[RECORDS FOR THIS TASK start]
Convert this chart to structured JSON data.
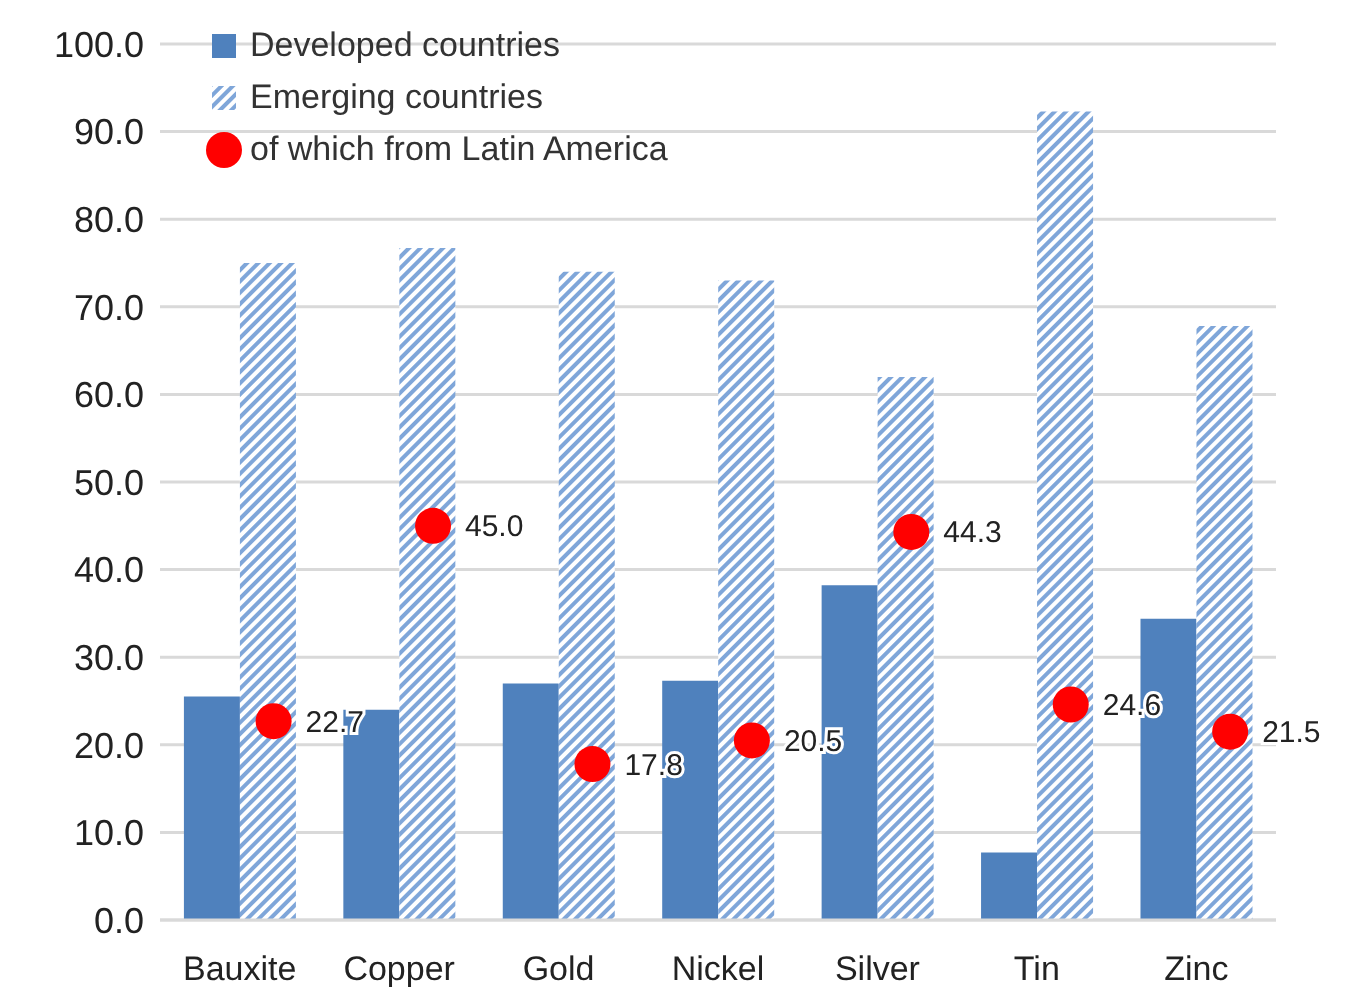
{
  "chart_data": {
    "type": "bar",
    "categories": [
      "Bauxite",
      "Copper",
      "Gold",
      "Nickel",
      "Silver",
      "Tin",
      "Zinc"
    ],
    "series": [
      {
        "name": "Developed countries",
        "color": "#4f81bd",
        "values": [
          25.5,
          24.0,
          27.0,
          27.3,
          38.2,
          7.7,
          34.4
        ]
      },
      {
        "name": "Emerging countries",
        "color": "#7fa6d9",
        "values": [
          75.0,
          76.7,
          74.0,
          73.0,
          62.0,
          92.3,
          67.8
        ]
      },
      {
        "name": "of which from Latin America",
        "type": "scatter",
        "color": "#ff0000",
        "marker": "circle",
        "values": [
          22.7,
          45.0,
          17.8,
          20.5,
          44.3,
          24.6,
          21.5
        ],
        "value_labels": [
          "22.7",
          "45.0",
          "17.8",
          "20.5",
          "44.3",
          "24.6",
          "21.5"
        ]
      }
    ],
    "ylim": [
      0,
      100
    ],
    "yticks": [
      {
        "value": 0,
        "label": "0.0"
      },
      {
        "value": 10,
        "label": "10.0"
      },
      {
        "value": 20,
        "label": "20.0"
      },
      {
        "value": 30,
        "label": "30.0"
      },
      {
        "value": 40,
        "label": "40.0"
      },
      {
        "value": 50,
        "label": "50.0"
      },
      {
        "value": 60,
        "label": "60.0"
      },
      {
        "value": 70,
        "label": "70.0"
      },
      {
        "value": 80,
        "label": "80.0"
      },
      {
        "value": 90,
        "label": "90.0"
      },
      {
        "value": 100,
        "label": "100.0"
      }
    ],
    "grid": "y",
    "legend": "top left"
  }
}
[RECORDS FOR THIS TASK end]
• **AIM**:
Count each line where the string "name" occurs, and write only the number.

• **WRITTEN RESPONSE**:
3